- WHAT NEEDS TO BE DONE:
Below is a block of records; reproduce all of them exactly and leave out any pictures.

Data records
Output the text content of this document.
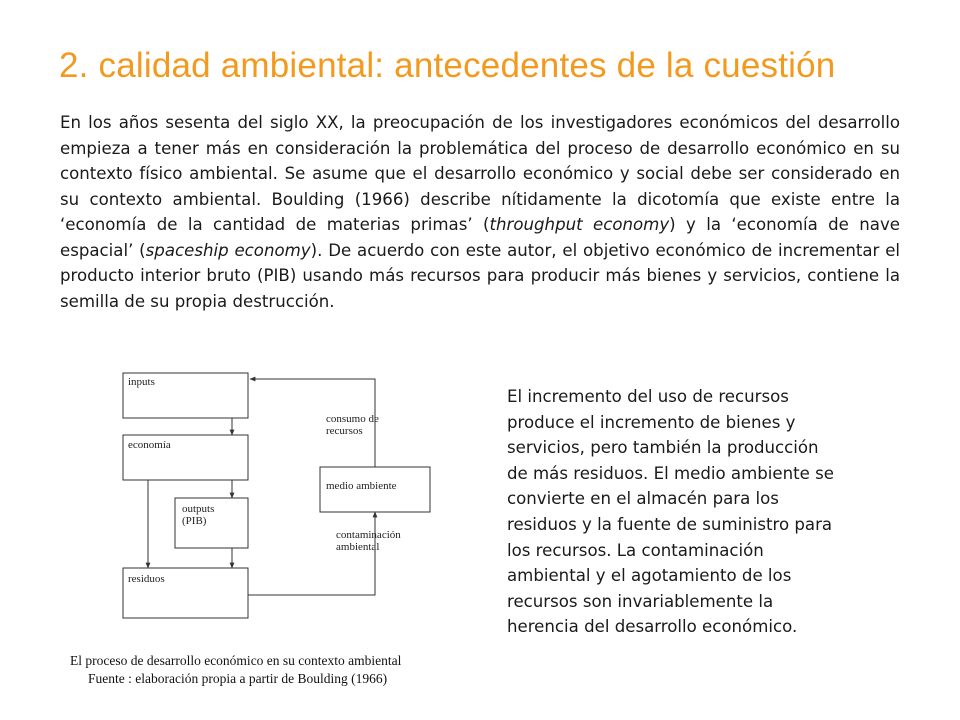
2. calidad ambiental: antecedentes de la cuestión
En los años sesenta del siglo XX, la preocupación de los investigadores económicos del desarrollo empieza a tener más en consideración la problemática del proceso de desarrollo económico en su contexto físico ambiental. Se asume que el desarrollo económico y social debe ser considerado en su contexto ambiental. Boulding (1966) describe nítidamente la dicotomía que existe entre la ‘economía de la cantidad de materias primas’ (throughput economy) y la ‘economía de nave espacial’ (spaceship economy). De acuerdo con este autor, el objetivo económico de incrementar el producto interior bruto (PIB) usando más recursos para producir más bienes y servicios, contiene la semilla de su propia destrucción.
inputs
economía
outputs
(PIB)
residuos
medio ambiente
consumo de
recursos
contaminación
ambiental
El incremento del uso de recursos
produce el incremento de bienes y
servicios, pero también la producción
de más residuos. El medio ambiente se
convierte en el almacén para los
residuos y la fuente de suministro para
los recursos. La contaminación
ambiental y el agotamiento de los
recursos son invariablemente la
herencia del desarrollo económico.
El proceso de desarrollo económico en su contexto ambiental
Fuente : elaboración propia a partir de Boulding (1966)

- ANSWER TO THE TASK:
Output the text content of this document.
2. calidad ambiental: antecedentes de la cuestión
En los años sesenta del siglo XX, la preocupación de los investigadores económicos del desarrollo empieza a tener más en consideración la problemática del proceso de desarrollo económico en su contexto físico ambiental. Se asume que el desarrollo económico y social debe ser considerado en su contexto ambiental. Boulding (1966) describe nítidamente la dicotomía que existe entre la ‘economía de la cantidad de materias primas’ (throughput economy) y la ‘economía de nave espacial’ (spaceship economy). De acuerdo con este autor, el objetivo económico de incrementar el producto interior bruto (PIB) usando más recursos para producir más bienes y servicios, contiene la semilla de su propia destrucción.
inputs
economía
outputs
(PIB)
residuos
medio ambiente
consumo de
recursos
contaminación
ambiental
El incremento del uso de recursos
produce el incremento de bienes y
servicios, pero también la producción
de más residuos. El medio ambiente se
convierte en el almacén para los
residuos y la fuente de suministro para
los recursos. La contaminación
ambiental y el agotamiento de los
recursos son invariablemente la
herencia del desarrollo económico.
El proceso de desarrollo económico en su contexto ambiental
Fuente : elaboración propia a partir de Boulding (1966)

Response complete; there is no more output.